SOURCE RECORDS ▸
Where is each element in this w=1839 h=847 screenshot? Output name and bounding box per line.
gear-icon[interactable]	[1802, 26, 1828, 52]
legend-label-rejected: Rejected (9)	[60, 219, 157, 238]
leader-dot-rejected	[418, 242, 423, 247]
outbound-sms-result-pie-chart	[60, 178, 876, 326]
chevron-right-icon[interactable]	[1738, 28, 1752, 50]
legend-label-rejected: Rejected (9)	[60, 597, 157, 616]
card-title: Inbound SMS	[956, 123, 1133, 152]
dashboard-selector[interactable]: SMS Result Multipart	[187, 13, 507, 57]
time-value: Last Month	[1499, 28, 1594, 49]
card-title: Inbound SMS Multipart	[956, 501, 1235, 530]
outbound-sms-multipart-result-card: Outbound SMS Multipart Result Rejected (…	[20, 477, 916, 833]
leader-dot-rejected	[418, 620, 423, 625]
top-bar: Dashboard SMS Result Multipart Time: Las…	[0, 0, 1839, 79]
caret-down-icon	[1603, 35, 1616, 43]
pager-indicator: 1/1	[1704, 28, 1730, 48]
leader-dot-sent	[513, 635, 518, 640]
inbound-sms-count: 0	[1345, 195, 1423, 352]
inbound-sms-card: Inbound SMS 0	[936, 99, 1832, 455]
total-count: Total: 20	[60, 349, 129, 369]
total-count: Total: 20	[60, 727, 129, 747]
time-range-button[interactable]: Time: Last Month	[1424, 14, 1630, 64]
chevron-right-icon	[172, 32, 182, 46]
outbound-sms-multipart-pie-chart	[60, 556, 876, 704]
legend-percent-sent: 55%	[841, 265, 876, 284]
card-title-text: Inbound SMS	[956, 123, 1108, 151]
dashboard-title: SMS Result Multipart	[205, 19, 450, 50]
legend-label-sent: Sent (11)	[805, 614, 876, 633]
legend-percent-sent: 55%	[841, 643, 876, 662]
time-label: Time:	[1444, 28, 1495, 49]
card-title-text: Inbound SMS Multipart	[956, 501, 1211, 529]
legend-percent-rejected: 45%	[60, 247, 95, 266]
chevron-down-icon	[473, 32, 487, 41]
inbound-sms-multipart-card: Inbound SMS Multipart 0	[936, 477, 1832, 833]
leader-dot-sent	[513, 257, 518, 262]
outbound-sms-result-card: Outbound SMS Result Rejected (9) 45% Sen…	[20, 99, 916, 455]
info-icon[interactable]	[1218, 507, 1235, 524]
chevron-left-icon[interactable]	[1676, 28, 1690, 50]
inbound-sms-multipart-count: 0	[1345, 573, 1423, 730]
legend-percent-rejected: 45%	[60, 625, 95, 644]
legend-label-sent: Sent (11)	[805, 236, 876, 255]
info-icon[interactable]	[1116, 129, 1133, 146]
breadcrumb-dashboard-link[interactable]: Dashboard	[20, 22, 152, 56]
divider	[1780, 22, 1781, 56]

--

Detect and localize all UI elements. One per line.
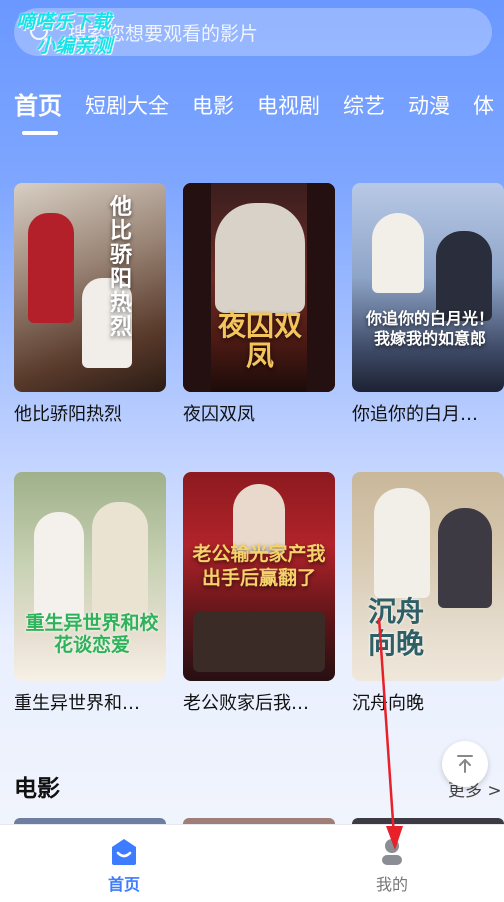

* * *

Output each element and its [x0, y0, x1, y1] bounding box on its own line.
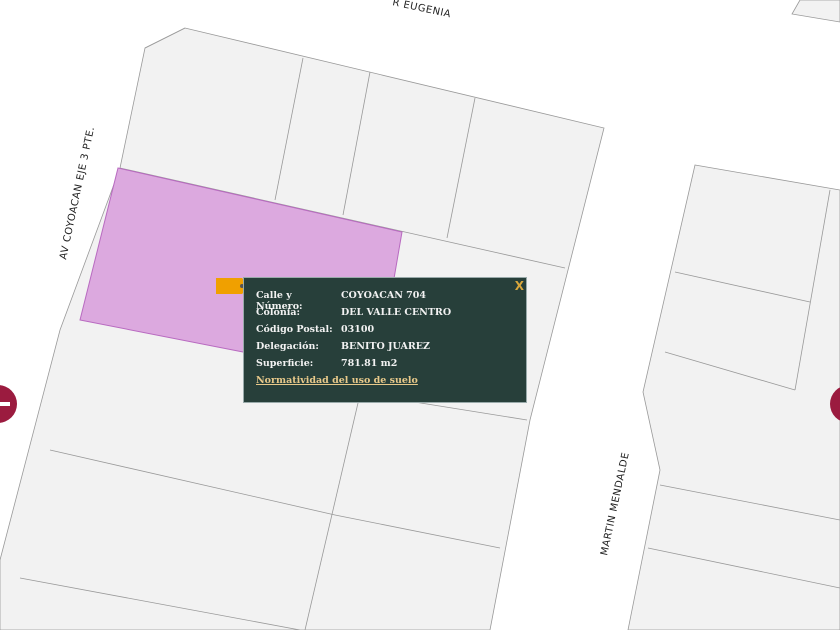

REQUEST ▸
Print the items from the line with "Where is each" up to and including the line with "178, 876, 326]", reproducing each line verbatim.

FINAL ANSWER ▸
Where is each element in this w=1839 h=847 screenshot? Output name and bounding box per line.
gear-icon[interactable]	[1802, 26, 1828, 52]
legend-label-rejected: Rejected (9)	[60, 219, 157, 238]
leader-dot-rejected	[418, 242, 423, 247]
outbound-sms-result-pie-chart	[60, 178, 876, 326]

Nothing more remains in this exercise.